[EXERCISE]:
Find each line containing the string "this". Copy it.

[EXERCISE INPUTS]:

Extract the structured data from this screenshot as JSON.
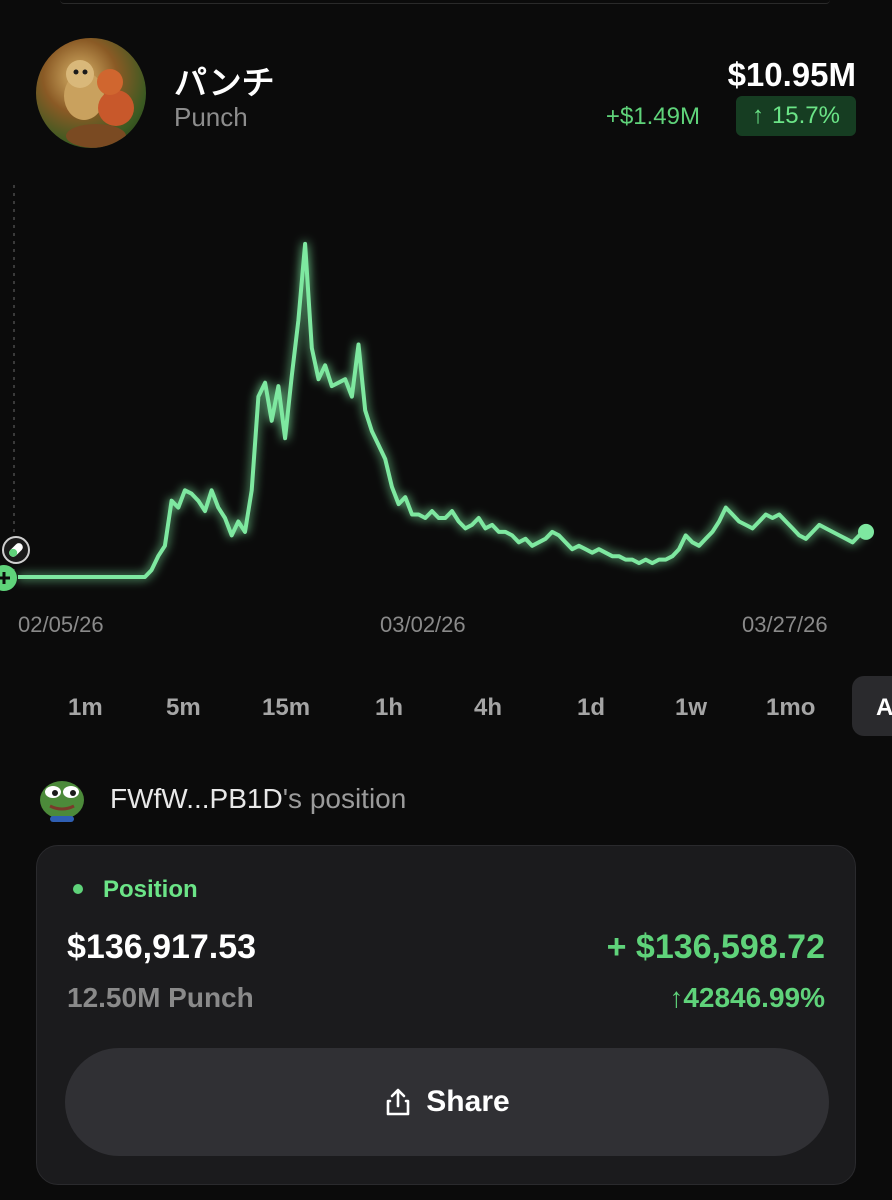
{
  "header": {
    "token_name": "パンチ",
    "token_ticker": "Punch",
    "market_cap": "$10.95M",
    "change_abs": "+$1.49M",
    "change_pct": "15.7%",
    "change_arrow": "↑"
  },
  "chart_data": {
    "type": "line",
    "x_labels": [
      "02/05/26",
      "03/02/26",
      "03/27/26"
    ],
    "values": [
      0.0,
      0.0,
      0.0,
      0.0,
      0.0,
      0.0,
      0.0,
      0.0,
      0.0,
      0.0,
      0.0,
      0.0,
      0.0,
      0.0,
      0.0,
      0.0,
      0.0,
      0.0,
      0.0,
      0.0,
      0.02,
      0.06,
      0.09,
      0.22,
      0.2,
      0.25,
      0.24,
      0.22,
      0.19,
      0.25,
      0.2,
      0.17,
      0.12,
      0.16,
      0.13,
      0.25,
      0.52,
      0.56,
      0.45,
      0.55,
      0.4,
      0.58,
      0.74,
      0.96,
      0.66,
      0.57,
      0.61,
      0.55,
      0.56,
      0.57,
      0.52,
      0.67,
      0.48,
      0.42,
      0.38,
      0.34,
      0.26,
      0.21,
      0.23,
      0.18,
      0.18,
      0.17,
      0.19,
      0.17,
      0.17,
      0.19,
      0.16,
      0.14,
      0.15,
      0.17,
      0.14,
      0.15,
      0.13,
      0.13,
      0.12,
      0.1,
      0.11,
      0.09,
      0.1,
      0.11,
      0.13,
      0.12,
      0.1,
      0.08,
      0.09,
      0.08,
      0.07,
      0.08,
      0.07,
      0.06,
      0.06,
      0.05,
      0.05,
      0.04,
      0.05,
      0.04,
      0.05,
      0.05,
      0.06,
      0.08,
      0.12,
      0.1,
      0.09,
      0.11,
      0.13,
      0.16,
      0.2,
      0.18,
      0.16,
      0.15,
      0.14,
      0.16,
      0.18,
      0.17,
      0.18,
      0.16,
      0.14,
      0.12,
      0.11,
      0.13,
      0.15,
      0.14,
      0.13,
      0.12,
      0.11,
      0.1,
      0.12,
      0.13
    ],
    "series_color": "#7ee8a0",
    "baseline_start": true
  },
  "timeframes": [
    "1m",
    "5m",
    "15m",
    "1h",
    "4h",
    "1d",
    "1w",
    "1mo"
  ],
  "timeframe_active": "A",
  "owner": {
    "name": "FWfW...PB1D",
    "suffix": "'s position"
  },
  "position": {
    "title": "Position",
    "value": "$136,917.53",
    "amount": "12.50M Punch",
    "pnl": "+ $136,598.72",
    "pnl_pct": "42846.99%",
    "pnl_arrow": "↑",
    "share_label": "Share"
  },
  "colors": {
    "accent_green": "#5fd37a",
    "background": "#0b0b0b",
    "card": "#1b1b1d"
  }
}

--

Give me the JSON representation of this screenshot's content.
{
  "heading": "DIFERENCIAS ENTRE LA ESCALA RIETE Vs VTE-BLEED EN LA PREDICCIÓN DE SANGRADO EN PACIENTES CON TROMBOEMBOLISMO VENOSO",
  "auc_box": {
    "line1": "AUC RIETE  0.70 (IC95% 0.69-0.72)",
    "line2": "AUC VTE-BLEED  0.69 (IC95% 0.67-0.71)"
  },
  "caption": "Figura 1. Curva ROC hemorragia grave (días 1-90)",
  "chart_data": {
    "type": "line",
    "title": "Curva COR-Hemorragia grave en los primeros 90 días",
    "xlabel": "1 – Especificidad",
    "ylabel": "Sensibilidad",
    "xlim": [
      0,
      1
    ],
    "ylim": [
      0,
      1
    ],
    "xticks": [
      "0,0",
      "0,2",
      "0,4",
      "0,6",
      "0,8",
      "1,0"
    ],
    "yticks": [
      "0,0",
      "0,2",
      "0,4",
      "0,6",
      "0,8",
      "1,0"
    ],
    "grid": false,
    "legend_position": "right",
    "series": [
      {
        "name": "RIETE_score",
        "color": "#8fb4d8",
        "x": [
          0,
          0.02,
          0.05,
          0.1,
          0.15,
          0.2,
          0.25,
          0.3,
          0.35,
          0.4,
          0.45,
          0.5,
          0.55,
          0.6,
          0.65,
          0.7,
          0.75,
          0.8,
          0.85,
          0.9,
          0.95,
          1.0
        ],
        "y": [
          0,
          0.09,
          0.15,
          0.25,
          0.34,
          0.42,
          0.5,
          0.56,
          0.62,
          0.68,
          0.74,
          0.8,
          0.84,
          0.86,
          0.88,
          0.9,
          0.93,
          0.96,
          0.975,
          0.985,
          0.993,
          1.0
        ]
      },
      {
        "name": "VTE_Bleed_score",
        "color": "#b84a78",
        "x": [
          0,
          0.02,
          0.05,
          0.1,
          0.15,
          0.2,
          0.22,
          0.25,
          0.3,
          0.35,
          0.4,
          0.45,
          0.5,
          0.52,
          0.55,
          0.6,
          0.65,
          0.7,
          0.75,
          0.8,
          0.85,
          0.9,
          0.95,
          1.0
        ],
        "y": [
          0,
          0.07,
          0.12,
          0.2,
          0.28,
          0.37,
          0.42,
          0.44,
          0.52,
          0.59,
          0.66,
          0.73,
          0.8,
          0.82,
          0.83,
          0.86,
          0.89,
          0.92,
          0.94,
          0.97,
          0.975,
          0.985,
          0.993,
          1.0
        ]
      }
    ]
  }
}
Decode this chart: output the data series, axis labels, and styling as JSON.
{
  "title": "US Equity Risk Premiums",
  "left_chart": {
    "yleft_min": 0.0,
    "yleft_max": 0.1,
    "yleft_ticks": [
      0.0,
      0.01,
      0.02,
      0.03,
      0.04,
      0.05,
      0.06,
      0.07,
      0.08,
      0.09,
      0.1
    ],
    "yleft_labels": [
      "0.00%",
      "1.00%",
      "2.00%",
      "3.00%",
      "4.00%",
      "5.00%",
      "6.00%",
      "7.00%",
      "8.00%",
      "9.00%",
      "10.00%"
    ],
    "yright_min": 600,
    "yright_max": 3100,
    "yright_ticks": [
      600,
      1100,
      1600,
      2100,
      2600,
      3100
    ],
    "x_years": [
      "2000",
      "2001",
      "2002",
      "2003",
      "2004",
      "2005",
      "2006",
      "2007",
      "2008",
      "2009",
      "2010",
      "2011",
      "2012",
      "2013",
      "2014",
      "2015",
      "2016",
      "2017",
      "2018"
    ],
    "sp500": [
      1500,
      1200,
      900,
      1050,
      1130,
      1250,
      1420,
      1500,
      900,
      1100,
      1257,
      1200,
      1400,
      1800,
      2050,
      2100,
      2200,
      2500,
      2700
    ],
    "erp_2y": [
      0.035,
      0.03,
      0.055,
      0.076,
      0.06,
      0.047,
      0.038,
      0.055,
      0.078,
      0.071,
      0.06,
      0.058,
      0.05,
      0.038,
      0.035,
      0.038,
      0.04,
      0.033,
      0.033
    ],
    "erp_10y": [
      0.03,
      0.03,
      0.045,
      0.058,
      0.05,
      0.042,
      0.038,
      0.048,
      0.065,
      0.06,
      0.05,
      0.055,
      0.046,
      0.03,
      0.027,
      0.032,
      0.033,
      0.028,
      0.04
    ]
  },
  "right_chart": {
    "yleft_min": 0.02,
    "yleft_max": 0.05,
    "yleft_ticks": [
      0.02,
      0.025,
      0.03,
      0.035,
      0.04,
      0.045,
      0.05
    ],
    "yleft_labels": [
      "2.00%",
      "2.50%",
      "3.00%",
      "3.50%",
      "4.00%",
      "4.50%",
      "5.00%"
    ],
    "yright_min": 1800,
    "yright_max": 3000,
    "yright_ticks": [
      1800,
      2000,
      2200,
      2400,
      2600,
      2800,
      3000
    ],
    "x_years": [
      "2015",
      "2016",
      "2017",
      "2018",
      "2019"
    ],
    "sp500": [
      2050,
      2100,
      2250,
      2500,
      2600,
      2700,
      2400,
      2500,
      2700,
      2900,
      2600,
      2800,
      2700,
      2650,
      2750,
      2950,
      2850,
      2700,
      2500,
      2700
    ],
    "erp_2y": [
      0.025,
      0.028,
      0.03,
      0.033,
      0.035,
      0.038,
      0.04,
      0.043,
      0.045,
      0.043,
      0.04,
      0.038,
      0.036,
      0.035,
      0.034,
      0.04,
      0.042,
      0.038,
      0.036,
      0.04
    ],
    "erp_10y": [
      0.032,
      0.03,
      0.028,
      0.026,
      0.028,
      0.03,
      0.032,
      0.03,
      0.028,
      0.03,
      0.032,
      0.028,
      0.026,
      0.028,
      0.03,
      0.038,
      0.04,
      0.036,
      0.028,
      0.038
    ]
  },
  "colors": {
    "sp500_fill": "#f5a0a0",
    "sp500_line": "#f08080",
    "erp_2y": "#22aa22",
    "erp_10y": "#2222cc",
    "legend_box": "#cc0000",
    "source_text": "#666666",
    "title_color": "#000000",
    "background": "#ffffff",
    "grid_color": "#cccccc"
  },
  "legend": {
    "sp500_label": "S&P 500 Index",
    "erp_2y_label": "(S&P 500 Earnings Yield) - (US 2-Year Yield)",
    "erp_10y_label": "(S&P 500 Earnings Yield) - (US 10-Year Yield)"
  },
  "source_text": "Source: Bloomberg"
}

[THE RESPONSE]:
Extract the structured data from this screenshot as JSON.
Give me the JSON representation of this screenshot's content.
Decode this chart: output the data series, axis labels, and styling as JSON.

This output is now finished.